◆ **Raw data**
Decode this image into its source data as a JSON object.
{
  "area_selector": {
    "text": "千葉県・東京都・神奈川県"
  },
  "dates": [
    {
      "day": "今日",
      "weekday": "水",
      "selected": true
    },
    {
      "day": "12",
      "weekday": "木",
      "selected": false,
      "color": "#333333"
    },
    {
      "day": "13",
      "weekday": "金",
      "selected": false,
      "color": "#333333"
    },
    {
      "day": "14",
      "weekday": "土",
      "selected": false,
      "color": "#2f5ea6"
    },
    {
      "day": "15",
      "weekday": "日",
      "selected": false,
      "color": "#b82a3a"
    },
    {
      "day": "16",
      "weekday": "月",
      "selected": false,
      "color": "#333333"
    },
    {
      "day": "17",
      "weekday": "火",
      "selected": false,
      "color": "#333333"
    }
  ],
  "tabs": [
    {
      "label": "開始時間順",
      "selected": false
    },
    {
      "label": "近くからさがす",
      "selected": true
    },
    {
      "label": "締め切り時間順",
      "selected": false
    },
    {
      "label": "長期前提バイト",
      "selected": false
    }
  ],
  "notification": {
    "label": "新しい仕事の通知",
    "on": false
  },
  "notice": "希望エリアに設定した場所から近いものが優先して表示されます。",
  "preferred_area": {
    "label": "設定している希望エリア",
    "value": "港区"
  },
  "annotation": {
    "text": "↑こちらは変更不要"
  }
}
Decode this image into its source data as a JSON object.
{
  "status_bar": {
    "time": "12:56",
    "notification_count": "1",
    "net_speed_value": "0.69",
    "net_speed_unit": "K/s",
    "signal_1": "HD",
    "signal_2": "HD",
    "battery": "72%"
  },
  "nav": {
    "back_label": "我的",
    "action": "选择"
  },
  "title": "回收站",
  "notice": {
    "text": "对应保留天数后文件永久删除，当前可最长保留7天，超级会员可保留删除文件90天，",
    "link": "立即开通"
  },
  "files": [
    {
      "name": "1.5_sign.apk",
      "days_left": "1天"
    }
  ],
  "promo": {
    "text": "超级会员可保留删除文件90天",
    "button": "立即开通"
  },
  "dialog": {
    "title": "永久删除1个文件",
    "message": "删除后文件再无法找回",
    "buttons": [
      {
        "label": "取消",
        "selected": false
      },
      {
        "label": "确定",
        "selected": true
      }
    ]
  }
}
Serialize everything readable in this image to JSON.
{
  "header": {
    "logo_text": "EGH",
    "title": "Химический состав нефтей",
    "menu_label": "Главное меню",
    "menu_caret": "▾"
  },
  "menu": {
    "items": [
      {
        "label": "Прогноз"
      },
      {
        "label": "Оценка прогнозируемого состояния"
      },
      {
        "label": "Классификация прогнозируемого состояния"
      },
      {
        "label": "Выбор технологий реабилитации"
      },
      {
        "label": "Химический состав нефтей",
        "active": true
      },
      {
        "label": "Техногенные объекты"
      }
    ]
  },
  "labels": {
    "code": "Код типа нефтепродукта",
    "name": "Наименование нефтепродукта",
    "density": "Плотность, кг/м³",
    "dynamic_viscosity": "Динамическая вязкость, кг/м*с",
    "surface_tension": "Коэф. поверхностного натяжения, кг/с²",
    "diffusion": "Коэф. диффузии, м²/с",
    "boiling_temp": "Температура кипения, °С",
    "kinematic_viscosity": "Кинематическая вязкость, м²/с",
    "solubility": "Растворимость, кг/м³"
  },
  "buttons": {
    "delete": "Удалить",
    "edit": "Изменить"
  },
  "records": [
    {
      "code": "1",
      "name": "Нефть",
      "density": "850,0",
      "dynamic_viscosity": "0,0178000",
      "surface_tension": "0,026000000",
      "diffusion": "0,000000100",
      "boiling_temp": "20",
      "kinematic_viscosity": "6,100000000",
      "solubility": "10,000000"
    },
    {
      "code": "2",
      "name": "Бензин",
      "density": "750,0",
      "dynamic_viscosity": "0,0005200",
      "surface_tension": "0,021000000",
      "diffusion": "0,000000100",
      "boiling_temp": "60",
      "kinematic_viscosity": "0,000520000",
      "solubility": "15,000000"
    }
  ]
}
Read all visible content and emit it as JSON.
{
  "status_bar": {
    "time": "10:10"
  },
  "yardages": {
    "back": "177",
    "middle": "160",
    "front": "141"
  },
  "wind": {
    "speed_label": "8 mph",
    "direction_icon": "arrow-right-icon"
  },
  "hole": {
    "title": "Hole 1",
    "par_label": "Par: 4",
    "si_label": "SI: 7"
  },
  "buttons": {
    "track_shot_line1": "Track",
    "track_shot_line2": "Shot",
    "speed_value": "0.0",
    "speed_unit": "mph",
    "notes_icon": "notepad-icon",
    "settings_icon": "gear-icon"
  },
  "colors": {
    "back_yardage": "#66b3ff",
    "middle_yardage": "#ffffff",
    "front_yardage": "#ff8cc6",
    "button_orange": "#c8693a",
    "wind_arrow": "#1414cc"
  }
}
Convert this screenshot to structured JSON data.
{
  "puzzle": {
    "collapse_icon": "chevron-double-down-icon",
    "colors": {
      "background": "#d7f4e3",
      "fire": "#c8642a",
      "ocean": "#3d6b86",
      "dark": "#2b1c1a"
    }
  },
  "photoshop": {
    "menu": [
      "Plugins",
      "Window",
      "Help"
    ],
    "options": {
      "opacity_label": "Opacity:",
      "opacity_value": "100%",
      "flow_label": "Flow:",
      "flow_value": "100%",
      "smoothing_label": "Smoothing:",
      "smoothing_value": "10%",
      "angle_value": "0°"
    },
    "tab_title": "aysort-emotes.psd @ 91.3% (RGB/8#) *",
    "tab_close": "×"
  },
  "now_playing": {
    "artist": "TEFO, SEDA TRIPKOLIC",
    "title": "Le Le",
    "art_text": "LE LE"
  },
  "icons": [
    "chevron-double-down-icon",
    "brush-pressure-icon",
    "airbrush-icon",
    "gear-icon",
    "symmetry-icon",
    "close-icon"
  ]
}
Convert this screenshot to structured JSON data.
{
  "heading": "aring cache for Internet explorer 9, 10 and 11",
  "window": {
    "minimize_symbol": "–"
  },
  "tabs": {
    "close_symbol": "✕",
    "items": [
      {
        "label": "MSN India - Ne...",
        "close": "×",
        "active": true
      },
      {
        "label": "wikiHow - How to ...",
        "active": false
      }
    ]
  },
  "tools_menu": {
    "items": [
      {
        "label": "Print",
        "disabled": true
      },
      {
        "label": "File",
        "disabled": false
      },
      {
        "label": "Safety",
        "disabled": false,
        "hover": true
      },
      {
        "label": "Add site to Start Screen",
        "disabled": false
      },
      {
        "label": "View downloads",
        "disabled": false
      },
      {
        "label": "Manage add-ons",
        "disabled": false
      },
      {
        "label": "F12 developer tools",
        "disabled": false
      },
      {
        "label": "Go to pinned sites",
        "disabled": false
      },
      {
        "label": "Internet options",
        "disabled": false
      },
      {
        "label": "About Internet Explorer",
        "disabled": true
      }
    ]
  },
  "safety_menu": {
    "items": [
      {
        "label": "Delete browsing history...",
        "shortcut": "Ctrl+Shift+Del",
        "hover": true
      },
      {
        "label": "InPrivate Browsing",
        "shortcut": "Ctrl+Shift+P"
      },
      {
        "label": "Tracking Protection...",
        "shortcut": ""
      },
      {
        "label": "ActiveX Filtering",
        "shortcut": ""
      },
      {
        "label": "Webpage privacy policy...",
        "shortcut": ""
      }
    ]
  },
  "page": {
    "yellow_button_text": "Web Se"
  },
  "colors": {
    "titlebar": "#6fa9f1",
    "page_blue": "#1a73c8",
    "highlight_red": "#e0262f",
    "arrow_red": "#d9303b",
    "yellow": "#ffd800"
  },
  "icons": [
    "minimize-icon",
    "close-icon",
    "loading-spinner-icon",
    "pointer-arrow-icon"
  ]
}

◆ **What is asked**
Go through the records. Copy each line where "Химический" appears.

◆ **Exercise answer**
    "title": "Химический состав нефтей",
        "label": "Химический состав нефтей",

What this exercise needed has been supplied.